** START **

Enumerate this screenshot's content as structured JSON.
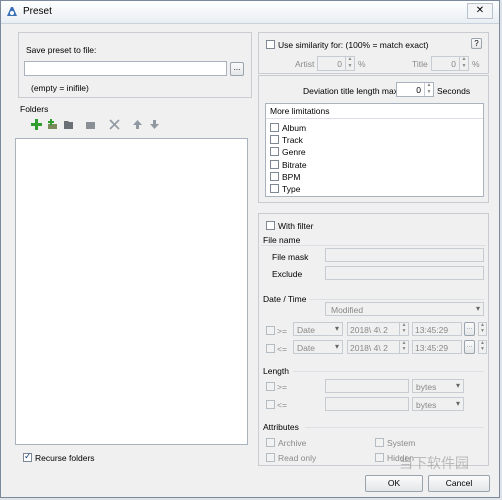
{
  "window": {
    "title": "Preset",
    "close_glyph": "✕"
  },
  "save": {
    "label": "Save preset to file:",
    "value": "",
    "browse": "...",
    "hint": "(empty = inifile)"
  },
  "folders": {
    "label": "Folders",
    "recurse": "Recurse folders",
    "recurse_checked": true
  },
  "similarity": {
    "label": "Use similarity for: (100% = match exact)",
    "help": "?",
    "artist_label": "Artist",
    "artist_value": "0",
    "title_label": "Title",
    "title_value": "0",
    "percent": "%"
  },
  "deviation": {
    "label": "Deviation title length max.",
    "value": "0",
    "unit": "Seconds"
  },
  "limitations": {
    "header": "More limitations",
    "items": [
      "Album",
      "Track",
      "Genre",
      "Bitrate",
      "BPM",
      "Type"
    ]
  },
  "filter": {
    "label": "With filter",
    "filename_header": "File name",
    "file_mask": "File mask",
    "exclude": "Exclude"
  },
  "datetime": {
    "header": "Date / Time",
    "mode": "Modified",
    "rows": [
      {
        "op": ">=",
        "kind": "Date",
        "date": "2018\\  4\\  2",
        "time": "13:45:29",
        "btn": "..."
      },
      {
        "op": "<=",
        "kind": "Date",
        "date": "2018\\  4\\  2",
        "time": "13:45:29",
        "btn": "..."
      }
    ]
  },
  "length": {
    "header": "Length",
    "rows": [
      {
        "op": ">=",
        "unit": "bytes"
      },
      {
        "op": "<=",
        "unit": "bytes"
      }
    ]
  },
  "attributes": {
    "header": "Attributes",
    "archive": "Archive",
    "system": "System",
    "readonly": "Read only",
    "hidden": "Hidden"
  },
  "buttons": {
    "ok": "OK",
    "cancel": "Cancel"
  },
  "watermark": "当下软件园",
  "colors": {
    "accent": "#1b3e7a",
    "toolbar_add": "#2e9e2e"
  }
}
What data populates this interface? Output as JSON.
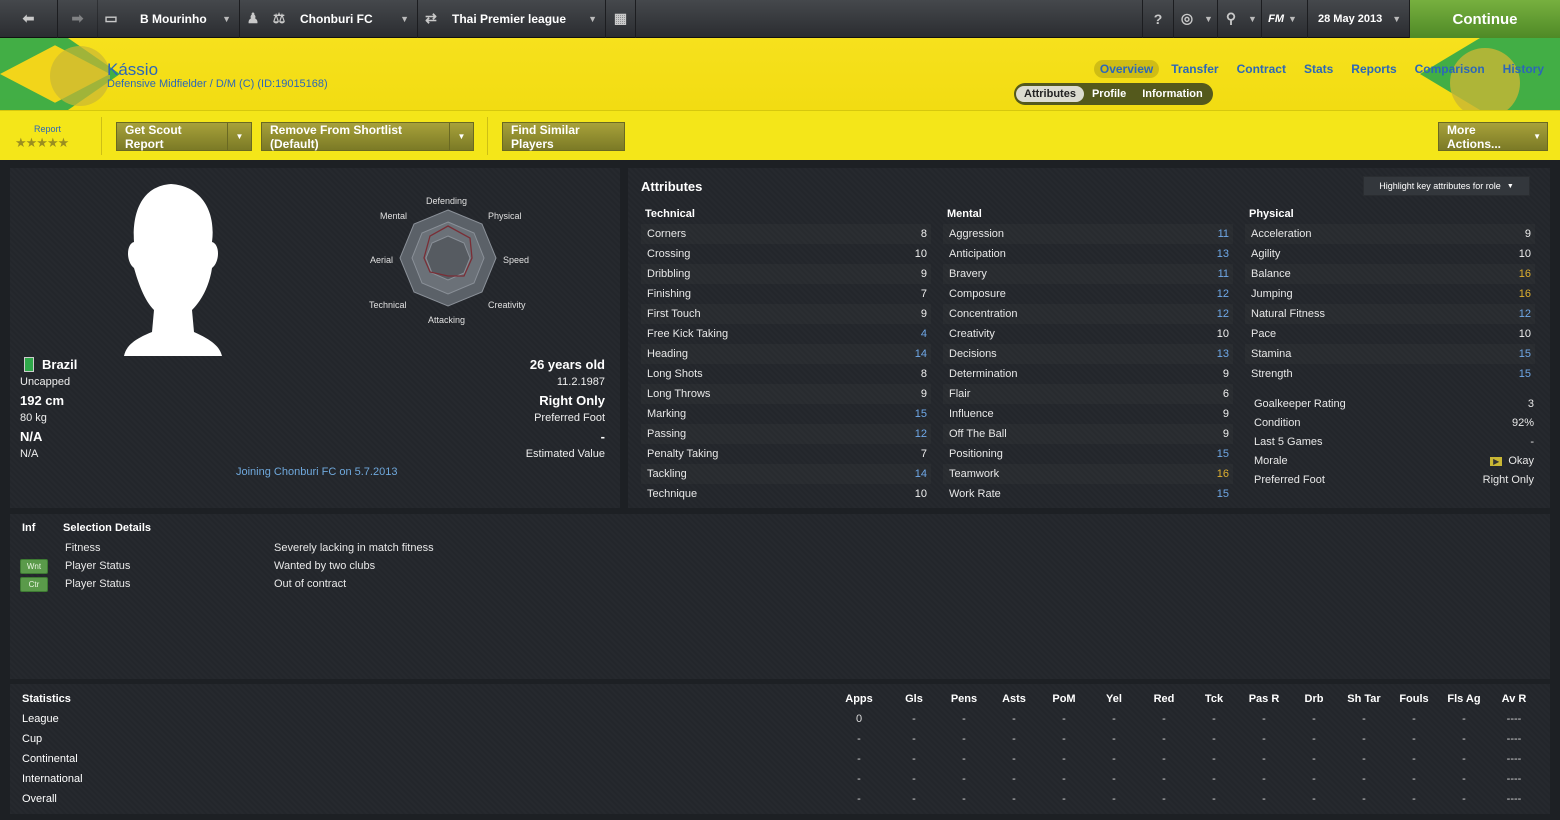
{
  "topbar": {
    "manager": "B Mourinho",
    "club": "Chonburi FC",
    "league": "Thai Premier league",
    "date": "28 May 2013",
    "continue_label": "Continue",
    "icons": [
      "back-arrow-icon",
      "forward-arrow-icon",
      "inbox-icon",
      "manager-icon",
      "club-icon",
      "transfer-icon",
      "calendar-icon",
      "help-icon",
      "globe-icon",
      "search-icon",
      "fm-menu-icon"
    ],
    "fm_label": "FM"
  },
  "player": {
    "name": "Kássio",
    "subtitle": "Defensive Midfielder / D/M (C) (ID:19015168)",
    "nationality": "Brazil",
    "caps": "Uncapped",
    "height": "192 cm",
    "weight": "80 kg",
    "na1": "N/A",
    "na2": "N/A",
    "age": "26 years old",
    "dob": "11.2.1987",
    "foot": "Right Only",
    "foot_label": "Preferred Foot",
    "value": "-",
    "value_label": "Estimated Value",
    "joining": "Joining Chonburi FC on 5.7.2013"
  },
  "nav": {
    "tabs": [
      "Overview",
      "Transfer",
      "Contract",
      "Stats",
      "Reports",
      "Comparison",
      "History"
    ],
    "active": "Overview",
    "subtabs": [
      "Attributes",
      "Profile",
      "Information"
    ]
  },
  "actions": {
    "report_label": "Report",
    "stars": "★★★★★",
    "scout": "Get Scout Report",
    "shortlist": "Remove From Shortlist (Default)",
    "similar": "Find Similar Players",
    "more": "More Actions..."
  },
  "radar": {
    "labels": [
      "Defending",
      "Physical",
      "Speed",
      "Creativity",
      "Attacking",
      "Technical",
      "Aerial",
      "Mental"
    ]
  },
  "attributes": {
    "title": "Attributes",
    "highlight": "Highlight key attributes for role",
    "technical": {
      "heading": "Technical",
      "rows": [
        {
          "label": "Corners",
          "value": "8",
          "tone": "white"
        },
        {
          "label": "Crossing",
          "value": "10",
          "tone": "white"
        },
        {
          "label": "Dribbling",
          "value": "9",
          "tone": "white"
        },
        {
          "label": "Finishing",
          "value": "7",
          "tone": "white"
        },
        {
          "label": "First Touch",
          "value": "9",
          "tone": "white"
        },
        {
          "label": "Free Kick Taking",
          "value": "4",
          "tone": "blue"
        },
        {
          "label": "Heading",
          "value": "14",
          "tone": "blue"
        },
        {
          "label": "Long Shots",
          "value": "8",
          "tone": "white"
        },
        {
          "label": "Long Throws",
          "value": "9",
          "tone": "white"
        },
        {
          "label": "Marking",
          "value": "15",
          "tone": "blue"
        },
        {
          "label": "Passing",
          "value": "12",
          "tone": "blue"
        },
        {
          "label": "Penalty Taking",
          "value": "7",
          "tone": "white"
        },
        {
          "label": "Tackling",
          "value": "14",
          "tone": "blue"
        },
        {
          "label": "Technique",
          "value": "10",
          "tone": "white"
        }
      ]
    },
    "mental": {
      "heading": "Mental",
      "rows": [
        {
          "label": "Aggression",
          "value": "11",
          "tone": "blue"
        },
        {
          "label": "Anticipation",
          "value": "13",
          "tone": "blue"
        },
        {
          "label": "Bravery",
          "value": "11",
          "tone": "blue"
        },
        {
          "label": "Composure",
          "value": "12",
          "tone": "blue"
        },
        {
          "label": "Concentration",
          "value": "12",
          "tone": "blue"
        },
        {
          "label": "Creativity",
          "value": "10",
          "tone": "white"
        },
        {
          "label": "Decisions",
          "value": "13",
          "tone": "blue"
        },
        {
          "label": "Determination",
          "value": "9",
          "tone": "white"
        },
        {
          "label": "Flair",
          "value": "6",
          "tone": "white"
        },
        {
          "label": "Influence",
          "value": "9",
          "tone": "white"
        },
        {
          "label": "Off The Ball",
          "value": "9",
          "tone": "white"
        },
        {
          "label": "Positioning",
          "value": "15",
          "tone": "blue"
        },
        {
          "label": "Teamwork",
          "value": "16",
          "tone": "gold"
        },
        {
          "label": "Work Rate",
          "value": "15",
          "tone": "blue"
        }
      ]
    },
    "physical": {
      "heading": "Physical",
      "rows": [
        {
          "label": "Acceleration",
          "value": "9",
          "tone": "white"
        },
        {
          "label": "Agility",
          "value": "10",
          "tone": "white"
        },
        {
          "label": "Balance",
          "value": "16",
          "tone": "gold"
        },
        {
          "label": "Jumping",
          "value": "16",
          "tone": "gold"
        },
        {
          "label": "Natural Fitness",
          "value": "12",
          "tone": "blue"
        },
        {
          "label": "Pace",
          "value": "10",
          "tone": "white"
        },
        {
          "label": "Stamina",
          "value": "15",
          "tone": "blue"
        },
        {
          "label": "Strength",
          "value": "15",
          "tone": "blue"
        }
      ],
      "extra": [
        {
          "label": "Goalkeeper Rating",
          "value": "3"
        },
        {
          "label": "Condition",
          "value": "92%"
        },
        {
          "label": "Last 5 Games",
          "value": "-"
        },
        {
          "label": "Morale",
          "value": "Okay"
        },
        {
          "label": "Preferred Foot",
          "value": "Right Only"
        }
      ]
    }
  },
  "selection": {
    "inf_label": "Inf",
    "heading": "Selection Details",
    "rows": [
      {
        "badge": "",
        "label": "Fitness",
        "detail": "Severely lacking in match fitness"
      },
      {
        "badge": "Wnt",
        "label": "Player Status",
        "detail": "Wanted by two clubs"
      },
      {
        "badge": "Ctr",
        "label": "Player Status",
        "detail": "Out of contract"
      }
    ]
  },
  "statistics": {
    "heading": "Statistics",
    "columns": [
      "Apps",
      "Gls",
      "Pens",
      "Asts",
      "PoM",
      "Yel",
      "Red",
      "Tck",
      "Pas R",
      "Drb",
      "Sh Tar",
      "Fouls",
      "Fls Ag",
      "Av R"
    ],
    "rows": [
      {
        "label": "League",
        "values": [
          "0",
          "-",
          "-",
          "-",
          "-",
          "-",
          "-",
          "-",
          "-",
          "-",
          "-",
          "-",
          "-",
          "----"
        ]
      },
      {
        "label": "Cup",
        "values": [
          "-",
          "-",
          "-",
          "-",
          "-",
          "-",
          "-",
          "-",
          "-",
          "-",
          "-",
          "-",
          "-",
          "----"
        ]
      },
      {
        "label": "Continental",
        "values": [
          "-",
          "-",
          "-",
          "-",
          "-",
          "-",
          "-",
          "-",
          "-",
          "-",
          "-",
          "-",
          "-",
          "----"
        ]
      },
      {
        "label": "International",
        "values": [
          "-",
          "-",
          "-",
          "-",
          "-",
          "-",
          "-",
          "-",
          "-",
          "-",
          "-",
          "-",
          "-",
          "----"
        ]
      },
      {
        "label": "Overall",
        "values": [
          "-",
          "-",
          "-",
          "-",
          "-",
          "-",
          "-",
          "-",
          "-",
          "-",
          "-",
          "-",
          "-",
          "----"
        ]
      }
    ]
  },
  "colors": {
    "header_yellow": "#f6e11d",
    "brand_green": "#5a9a3a",
    "link_blue": "#2c67b8",
    "value_blue": "#6fa8e8",
    "value_gold": "#e0b030"
  }
}
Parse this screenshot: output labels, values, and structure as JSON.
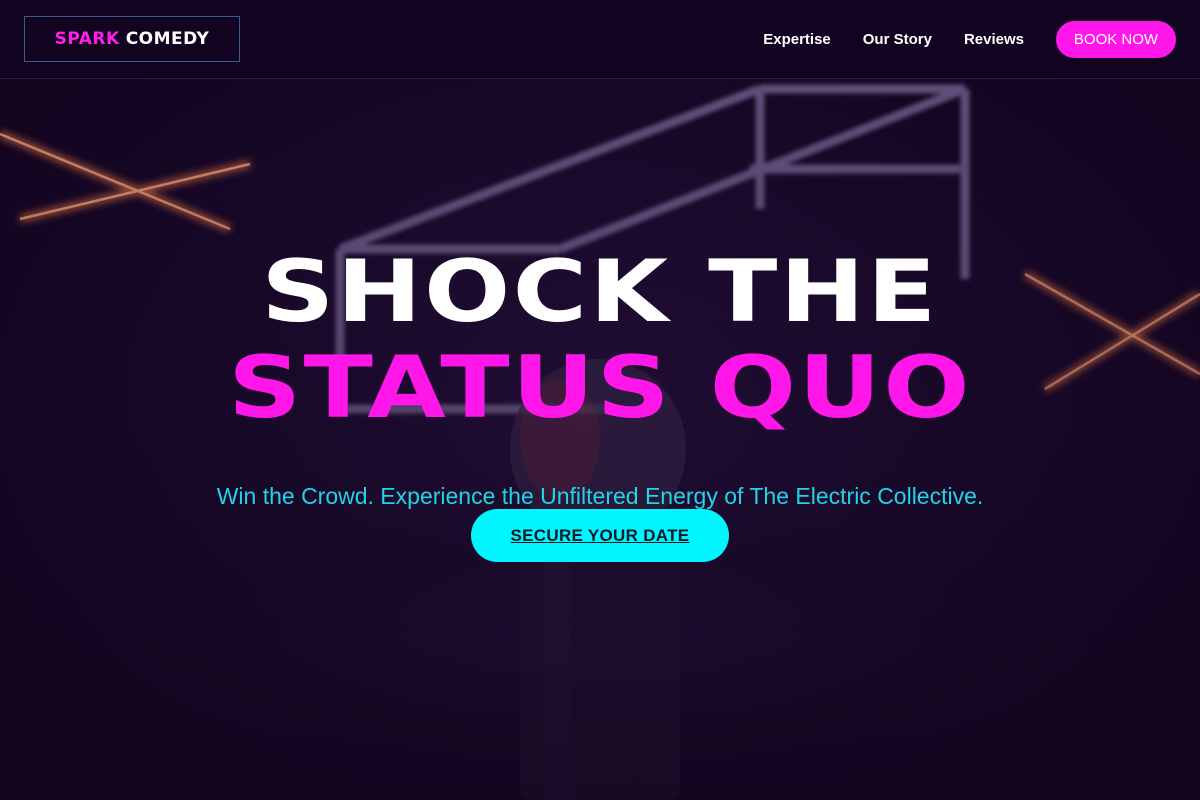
{
  "header": {
    "logo": {
      "word1": "SPARK",
      "word2": "COMEDY"
    },
    "nav": [
      {
        "label": "Expertise"
      },
      {
        "label": "Our Story"
      },
      {
        "label": "Reviews"
      }
    ],
    "book_label": "BOOK NOW"
  },
  "hero": {
    "headline_line1": "SHOCK THE",
    "headline_line2": "STATUS QUO",
    "subhead": "Win the Crowd. Experience the Unfiltered Energy of The Electric Collective.",
    "cta_label": "SECURE YOUR DATE",
    "background_image": "microphone-on-stage-with-neon-lights"
  },
  "colors": {
    "background": "#14061f",
    "accent_magenta": "#ff16e9",
    "accent_cyan": "#00f5ff",
    "subhead_cyan": "#22d3e6",
    "text_white": "#ffffff"
  }
}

** END **

» **Task goal**: Which lines include "match"? Copy each of them out.

» **Result**:
    "label": "Use similarity for: (100% = match exact)",
        "detail": "Severely lacking in match fitness"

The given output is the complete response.